## Begin

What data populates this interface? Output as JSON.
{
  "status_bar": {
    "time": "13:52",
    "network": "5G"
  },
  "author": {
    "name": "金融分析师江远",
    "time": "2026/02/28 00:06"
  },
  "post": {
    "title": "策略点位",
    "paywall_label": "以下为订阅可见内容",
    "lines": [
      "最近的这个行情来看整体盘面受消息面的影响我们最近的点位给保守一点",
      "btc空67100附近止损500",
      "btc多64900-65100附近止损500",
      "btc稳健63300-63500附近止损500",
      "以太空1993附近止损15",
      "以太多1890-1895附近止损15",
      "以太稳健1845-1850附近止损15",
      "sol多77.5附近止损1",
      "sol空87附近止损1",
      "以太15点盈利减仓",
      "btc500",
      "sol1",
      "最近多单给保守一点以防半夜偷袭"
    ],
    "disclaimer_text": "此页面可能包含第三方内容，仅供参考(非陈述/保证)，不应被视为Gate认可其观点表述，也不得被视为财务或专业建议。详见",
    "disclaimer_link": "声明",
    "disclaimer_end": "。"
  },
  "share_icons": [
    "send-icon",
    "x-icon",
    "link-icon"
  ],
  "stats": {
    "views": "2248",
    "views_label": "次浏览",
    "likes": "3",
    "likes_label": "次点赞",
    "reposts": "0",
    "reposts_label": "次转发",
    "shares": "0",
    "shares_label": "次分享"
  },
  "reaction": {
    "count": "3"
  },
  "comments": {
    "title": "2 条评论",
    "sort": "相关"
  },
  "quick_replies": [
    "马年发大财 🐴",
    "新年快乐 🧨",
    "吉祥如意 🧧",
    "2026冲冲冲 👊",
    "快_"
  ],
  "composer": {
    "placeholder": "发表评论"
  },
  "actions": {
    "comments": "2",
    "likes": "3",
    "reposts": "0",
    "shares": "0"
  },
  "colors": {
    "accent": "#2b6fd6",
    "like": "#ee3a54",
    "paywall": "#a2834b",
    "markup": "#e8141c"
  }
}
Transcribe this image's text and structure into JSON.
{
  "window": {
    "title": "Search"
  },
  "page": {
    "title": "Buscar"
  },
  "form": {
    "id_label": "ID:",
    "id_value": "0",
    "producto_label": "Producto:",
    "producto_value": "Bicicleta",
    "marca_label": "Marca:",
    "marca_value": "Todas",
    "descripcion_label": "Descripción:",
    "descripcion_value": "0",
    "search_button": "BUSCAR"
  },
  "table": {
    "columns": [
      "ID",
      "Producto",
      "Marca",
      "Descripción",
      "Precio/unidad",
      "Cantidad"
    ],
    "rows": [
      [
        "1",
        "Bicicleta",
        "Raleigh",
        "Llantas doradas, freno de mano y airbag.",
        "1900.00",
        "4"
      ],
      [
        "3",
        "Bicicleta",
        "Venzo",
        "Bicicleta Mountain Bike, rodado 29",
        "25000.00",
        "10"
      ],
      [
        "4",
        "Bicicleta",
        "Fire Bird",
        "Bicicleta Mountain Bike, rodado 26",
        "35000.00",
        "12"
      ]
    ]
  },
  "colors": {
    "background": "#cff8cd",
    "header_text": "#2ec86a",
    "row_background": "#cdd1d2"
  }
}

## End

WORK TO DO
Write out all of the records once more, exactly.

ANSWER IN FULL
What data populates this interface? Output as JSON.
{
  "status_bar": {
    "time": "13:52",
    "network": "5G"
  },
  "author": {
    "name": "金融分析师江远",
    "time": "2026/02/28 00:06"
  },
  "post": {
    "title": "策略点位",
    "paywall_label": "以下为订阅可见内容",
    "lines": [
      "最近的这个行情来看整体盘面受消息面的影响我们最近的点位给保守一点",
      "btc空67100附近止损500",
      "btc多64900-65100附近止损500",
      "btc稳健63300-63500附近止损500",
      "以太空1993附近止损15",
      "以太多1890-1895附近止损15",
      "以太稳健1845-1850附近止损15",
      "sol多77.5附近止损1",
      "sol空87附近止损1",
      "以太15点盈利减仓",
      "btc500",
      "sol1",
      "最近多单给保守一点以防半夜偷袭"
    ],
    "disclaimer_text": "此页面可能包含第三方内容，仅供参考(非陈述/保证)，不应被视为Gate认可其观点表述，也不得被视为财务或专业建议。详见",
    "disclaimer_link": "声明",
    "disclaimer_end": "。"
  },
  "share_icons": [
    "send-icon",
    "x-icon",
    "link-icon"
  ],
  "stats": {
    "views": "2248",
    "views_label": "次浏览",
    "likes": "3",
    "likes_label": "次点赞",
    "reposts": "0",
    "reposts_label": "次转发",
    "shares": "0",
    "shares_label": "次分享"
  },
  "reaction": {
    "count": "3"
  },
  "comments": {
    "title": "2 条评论",
    "sort": "相关"
  },
  "quick_replies": [
    "马年发大财 🐴",
    "新年快乐 🧨",
    "吉祥如意 🧧",
    "2026冲冲冲 👊",
    "快_"
  ],
  "composer": {
    "placeholder": "发表评论"
  },
  "actions": {
    "comments": "2",
    "likes": "3",
    "reposts": "0",
    "shares": "0"
  },
  "colors": {
    "accent": "#2b6fd6",
    "like": "#ee3a54",
    "paywall": "#a2834b",
    "markup": "#e8141c"
  }
}
Transcribe this image's text and structure into JSON.
{
  "window": {
    "title": "Search"
  },
  "page": {
    "title": "Buscar"
  },
  "form": {
    "id_label": "ID:",
    "id_value": "0",
    "producto_label": "Producto:",
    "producto_value": "Bicicleta",
    "marca_label": "Marca:",
    "marca_value": "Todas",
    "descripcion_label": "Descripción:",
    "descripcion_value": "0",
    "search_button": "BUSCAR"
  },
  "table": {
    "columns": [
      "ID",
      "Producto",
      "Marca",
      "Descripción",
      "Precio/unidad",
      "Cantidad"
    ],
    "rows": [
      [
        "1",
        "Bicicleta",
        "Raleigh",
        "Llantas doradas, freno de mano y airbag.",
        "1900.00",
        "4"
      ],
      [
        "3",
        "Bicicleta",
        "Venzo",
        "Bicicleta Mountain Bike, rodado 29",
        "25000.00",
        "10"
      ],
      [
        "4",
        "Bicicleta",
        "Fire Bird",
        "Bicicleta Mountain Bike, rodado 26",
        "35000.00",
        "12"
      ]
    ]
  },
  "colors": {
    "background": "#cff8cd",
    "header_text": "#2ec86a",
    "row_background": "#cdd1d2"
  }
}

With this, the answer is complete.